(REQUIRED WORK):
Extract the full set of records that follows, word for word.

(Records from a dataset)
** BEGIN **

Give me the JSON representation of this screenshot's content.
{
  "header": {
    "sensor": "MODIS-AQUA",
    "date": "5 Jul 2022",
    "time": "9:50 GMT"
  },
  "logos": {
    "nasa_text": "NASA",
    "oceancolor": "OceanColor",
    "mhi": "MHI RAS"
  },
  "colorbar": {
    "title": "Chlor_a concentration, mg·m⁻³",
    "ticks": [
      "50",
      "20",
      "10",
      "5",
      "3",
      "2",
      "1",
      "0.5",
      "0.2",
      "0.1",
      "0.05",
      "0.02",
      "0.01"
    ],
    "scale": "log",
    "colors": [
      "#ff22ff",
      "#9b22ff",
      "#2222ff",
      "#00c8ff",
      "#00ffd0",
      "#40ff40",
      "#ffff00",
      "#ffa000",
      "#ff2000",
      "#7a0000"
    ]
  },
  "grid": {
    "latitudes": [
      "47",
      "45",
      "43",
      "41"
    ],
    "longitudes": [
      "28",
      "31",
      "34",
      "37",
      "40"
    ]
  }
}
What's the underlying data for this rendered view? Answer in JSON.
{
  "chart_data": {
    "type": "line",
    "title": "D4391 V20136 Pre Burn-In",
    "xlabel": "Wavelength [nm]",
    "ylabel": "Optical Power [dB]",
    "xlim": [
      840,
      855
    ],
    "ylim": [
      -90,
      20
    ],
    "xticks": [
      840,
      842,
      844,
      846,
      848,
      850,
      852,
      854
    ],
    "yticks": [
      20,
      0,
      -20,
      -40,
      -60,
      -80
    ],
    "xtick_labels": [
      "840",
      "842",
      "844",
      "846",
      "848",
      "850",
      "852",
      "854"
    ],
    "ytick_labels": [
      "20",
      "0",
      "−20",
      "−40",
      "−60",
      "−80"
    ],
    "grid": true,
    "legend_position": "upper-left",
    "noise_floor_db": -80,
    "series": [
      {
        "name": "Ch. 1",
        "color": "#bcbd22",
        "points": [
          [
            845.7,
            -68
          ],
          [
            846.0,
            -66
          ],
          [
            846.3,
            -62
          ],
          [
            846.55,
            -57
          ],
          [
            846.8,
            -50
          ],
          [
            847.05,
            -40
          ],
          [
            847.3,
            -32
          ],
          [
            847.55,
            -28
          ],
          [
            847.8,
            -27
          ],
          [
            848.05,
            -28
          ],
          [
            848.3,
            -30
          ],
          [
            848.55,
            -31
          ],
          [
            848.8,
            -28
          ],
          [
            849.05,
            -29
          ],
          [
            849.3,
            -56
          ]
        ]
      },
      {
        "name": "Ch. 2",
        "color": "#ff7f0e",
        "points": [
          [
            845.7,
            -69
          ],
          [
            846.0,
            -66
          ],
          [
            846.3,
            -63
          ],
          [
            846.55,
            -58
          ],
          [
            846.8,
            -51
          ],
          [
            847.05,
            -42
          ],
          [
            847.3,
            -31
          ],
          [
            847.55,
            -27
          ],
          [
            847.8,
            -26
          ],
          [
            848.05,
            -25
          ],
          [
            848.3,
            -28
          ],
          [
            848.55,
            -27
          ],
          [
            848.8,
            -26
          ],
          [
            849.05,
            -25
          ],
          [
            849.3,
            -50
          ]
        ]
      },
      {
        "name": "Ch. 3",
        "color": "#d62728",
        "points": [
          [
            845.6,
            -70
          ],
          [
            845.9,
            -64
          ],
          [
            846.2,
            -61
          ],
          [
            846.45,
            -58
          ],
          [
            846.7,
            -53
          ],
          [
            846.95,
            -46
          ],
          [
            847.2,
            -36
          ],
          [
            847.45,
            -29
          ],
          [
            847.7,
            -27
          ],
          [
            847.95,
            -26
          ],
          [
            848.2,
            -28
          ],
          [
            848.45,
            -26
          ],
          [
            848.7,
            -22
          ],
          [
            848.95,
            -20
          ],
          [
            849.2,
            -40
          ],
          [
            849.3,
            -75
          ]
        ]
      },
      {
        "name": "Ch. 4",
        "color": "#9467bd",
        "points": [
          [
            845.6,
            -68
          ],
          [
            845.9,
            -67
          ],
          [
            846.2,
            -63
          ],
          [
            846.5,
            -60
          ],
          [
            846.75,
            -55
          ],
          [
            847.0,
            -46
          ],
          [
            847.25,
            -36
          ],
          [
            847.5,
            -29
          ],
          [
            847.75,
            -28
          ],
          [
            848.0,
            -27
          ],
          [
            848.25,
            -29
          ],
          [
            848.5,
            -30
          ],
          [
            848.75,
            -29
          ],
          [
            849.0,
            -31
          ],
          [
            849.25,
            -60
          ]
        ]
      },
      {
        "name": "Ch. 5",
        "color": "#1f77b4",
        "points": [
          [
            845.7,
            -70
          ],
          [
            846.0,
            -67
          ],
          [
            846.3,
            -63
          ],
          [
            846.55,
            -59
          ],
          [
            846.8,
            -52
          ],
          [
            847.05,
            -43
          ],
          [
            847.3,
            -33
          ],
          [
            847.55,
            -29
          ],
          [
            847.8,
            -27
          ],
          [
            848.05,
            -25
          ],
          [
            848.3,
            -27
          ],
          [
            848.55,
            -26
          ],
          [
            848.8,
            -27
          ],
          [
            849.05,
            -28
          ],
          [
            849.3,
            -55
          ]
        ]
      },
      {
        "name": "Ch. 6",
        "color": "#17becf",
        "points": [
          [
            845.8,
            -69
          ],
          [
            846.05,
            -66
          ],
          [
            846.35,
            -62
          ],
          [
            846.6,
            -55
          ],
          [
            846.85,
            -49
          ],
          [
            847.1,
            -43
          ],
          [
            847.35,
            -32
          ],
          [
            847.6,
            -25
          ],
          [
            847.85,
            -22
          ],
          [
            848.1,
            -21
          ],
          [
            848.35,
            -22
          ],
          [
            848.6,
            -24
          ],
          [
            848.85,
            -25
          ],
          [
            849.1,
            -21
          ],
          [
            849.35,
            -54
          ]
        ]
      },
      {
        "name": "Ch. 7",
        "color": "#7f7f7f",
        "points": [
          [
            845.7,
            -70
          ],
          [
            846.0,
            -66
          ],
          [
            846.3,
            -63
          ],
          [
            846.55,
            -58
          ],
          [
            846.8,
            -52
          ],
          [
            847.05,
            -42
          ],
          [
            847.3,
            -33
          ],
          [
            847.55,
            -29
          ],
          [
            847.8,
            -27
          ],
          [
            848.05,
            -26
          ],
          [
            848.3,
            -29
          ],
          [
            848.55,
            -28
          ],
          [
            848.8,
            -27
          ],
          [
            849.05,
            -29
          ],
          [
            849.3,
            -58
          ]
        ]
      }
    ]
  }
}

** END **

(SOLUTION BELOW):
Give me the JSON representation of this screenshot's content.
{
  "header": {
    "sensor": "MODIS-AQUA",
    "date": "5 Jul 2022",
    "time": "9:50 GMT"
  },
  "logos": {
    "nasa_text": "NASA",
    "oceancolor": "OceanColor",
    "mhi": "MHI RAS"
  },
  "colorbar": {
    "title": "Chlor_a concentration, mg·m⁻³",
    "ticks": [
      "50",
      "20",
      "10",
      "5",
      "3",
      "2",
      "1",
      "0.5",
      "0.2",
      "0.1",
      "0.05",
      "0.02",
      "0.01"
    ],
    "scale": "log",
    "colors": [
      "#ff22ff",
      "#9b22ff",
      "#2222ff",
      "#00c8ff",
      "#00ffd0",
      "#40ff40",
      "#ffff00",
      "#ffa000",
      "#ff2000",
      "#7a0000"
    ]
  },
  "grid": {
    "latitudes": [
      "47",
      "45",
      "43",
      "41"
    ],
    "longitudes": [
      "28",
      "31",
      "34",
      "37",
      "40"
    ]
  }
}
What's the underlying data for this rendered view? Answer in JSON.
{
  "chart_data": {
    "type": "line",
    "title": "D4391 V20136 Pre Burn-In",
    "xlabel": "Wavelength [nm]",
    "ylabel": "Optical Power [dB]",
    "xlim": [
      840,
      855
    ],
    "ylim": [
      -90,
      20
    ],
    "xticks": [
      840,
      842,
      844,
      846,
      848,
      850,
      852,
      854
    ],
    "yticks": [
      20,
      0,
      -20,
      -40,
      -60,
      -80
    ],
    "xtick_labels": [
      "840",
      "842",
      "844",
      "846",
      "848",
      "850",
      "852",
      "854"
    ],
    "ytick_labels": [
      "20",
      "0",
      "−20",
      "−40",
      "−60",
      "−80"
    ],
    "grid": true,
    "legend_position": "upper-left",
    "noise_floor_db": -80,
    "series": [
      {
        "name": "Ch. 1",
        "color": "#bcbd22",
        "points": [
          [
            845.7,
            -68
          ],
          [
            846.0,
            -66
          ],
          [
            846.3,
            -62
          ],
          [
            846.55,
            -57
          ],
          [
            846.8,
            -50
          ],
          [
            847.05,
            -40
          ],
          [
            847.3,
            -32
          ],
          [
            847.55,
            -28
          ],
          [
            847.8,
            -27
          ],
          [
            848.05,
            -28
          ],
          [
            848.3,
            -30
          ],
          [
            848.55,
            -31
          ],
          [
            848.8,
            -28
          ],
          [
            849.05,
            -29
          ],
          [
            849.3,
            -56
          ]
        ]
      },
      {
        "name": "Ch. 2",
        "color": "#ff7f0e",
        "points": [
          [
            845.7,
            -69
          ],
          [
            846.0,
            -66
          ],
          [
            846.3,
            -63
          ],
          [
            846.55,
            -58
          ],
          [
            846.8,
            -51
          ],
          [
            847.05,
            -42
          ],
          [
            847.3,
            -31
          ],
          [
            847.55,
            -27
          ],
          [
            847.8,
            -26
          ],
          [
            848.05,
            -25
          ],
          [
            848.3,
            -28
          ],
          [
            848.55,
            -27
          ],
          [
            848.8,
            -26
          ],
          [
            849.05,
            -25
          ],
          [
            849.3,
            -50
          ]
        ]
      },
      {
        "name": "Ch. 3",
        "color": "#d62728",
        "points": [
          [
            845.6,
            -70
          ],
          [
            845.9,
            -64
          ],
          [
            846.2,
            -61
          ],
          [
            846.45,
            -58
          ],
          [
            846.7,
            -53
          ],
          [
            846.95,
            -46
          ],
          [
            847.2,
            -36
          ],
          [
            847.45,
            -29
          ],
          [
            847.7,
            -27
          ],
          [
            847.95,
            -26
          ],
          [
            848.2,
            -28
          ],
          [
            848.45,
            -26
          ],
          [
            848.7,
            -22
          ],
          [
            848.95,
            -20
          ],
          [
            849.2,
            -40
          ],
          [
            849.3,
            -75
          ]
        ]
      },
      {
        "name": "Ch. 4",
        "color": "#9467bd",
        "points": [
          [
            845.6,
            -68
          ],
          [
            845.9,
            -67
          ],
          [
            846.2,
            -63
          ],
          [
            846.5,
            -60
          ],
          [
            846.75,
            -55
          ],
          [
            847.0,
            -46
          ],
          [
            847.25,
            -36
          ],
          [
            847.5,
            -29
          ],
          [
            847.75,
            -28
          ],
          [
            848.0,
            -27
          ],
          [
            848.25,
            -29
          ],
          [
            848.5,
            -30
          ],
          [
            848.75,
            -29
          ],
          [
            849.0,
            -31
          ],
          [
            849.25,
            -60
          ]
        ]
      },
      {
        "name": "Ch. 5",
        "color": "#1f77b4",
        "points": [
          [
            845.7,
            -70
          ],
          [
            846.0,
            -67
          ],
          [
            846.3,
            -63
          ],
          [
            846.55,
            -59
          ],
          [
            846.8,
            -52
          ],
          [
            847.05,
            -43
          ],
          [
            847.3,
            -33
          ],
          [
            847.55,
            -29
          ],
          [
            847.8,
            -27
          ],
          [
            848.05,
            -25
          ],
          [
            848.3,
            -27
          ],
          [
            848.55,
            -26
          ],
          [
            848.8,
            -27
          ],
          [
            849.05,
            -28
          ],
          [
            849.3,
            -55
          ]
        ]
      },
      {
        "name": "Ch. 6",
        "color": "#17becf",
        "points": [
          [
            845.8,
            -69
          ],
          [
            846.05,
            -66
          ],
          [
            846.35,
            -62
          ],
          [
            846.6,
            -55
          ],
          [
            846.85,
            -49
          ],
          [
            847.1,
            -43
          ],
          [
            847.35,
            -32
          ],
          [
            847.6,
            -25
          ],
          [
            847.85,
            -22
          ],
          [
            848.1,
            -21
          ],
          [
            848.35,
            -22
          ],
          [
            848.6,
            -24
          ],
          [
            848.85,
            -25
          ],
          [
            849.1,
            -21
          ],
          [
            849.35,
            -54
          ]
        ]
      },
      {
        "name": "Ch. 7",
        "color": "#7f7f7f",
        "points": [
          [
            845.7,
            -70
          ],
          [
            846.0,
            -66
          ],
          [
            846.3,
            -63
          ],
          [
            846.55,
            -58
          ],
          [
            846.8,
            -52
          ],
          [
            847.05,
            -42
          ],
          [
            847.3,
            -33
          ],
          [
            847.55,
            -29
          ],
          [
            847.8,
            -27
          ],
          [
            848.05,
            -26
          ],
          [
            848.3,
            -29
          ],
          [
            848.55,
            -28
          ],
          [
            848.8,
            -27
          ],
          [
            849.05,
            -29
          ],
          [
            849.3,
            -58
          ]
        ]
      }
    ]
  }
}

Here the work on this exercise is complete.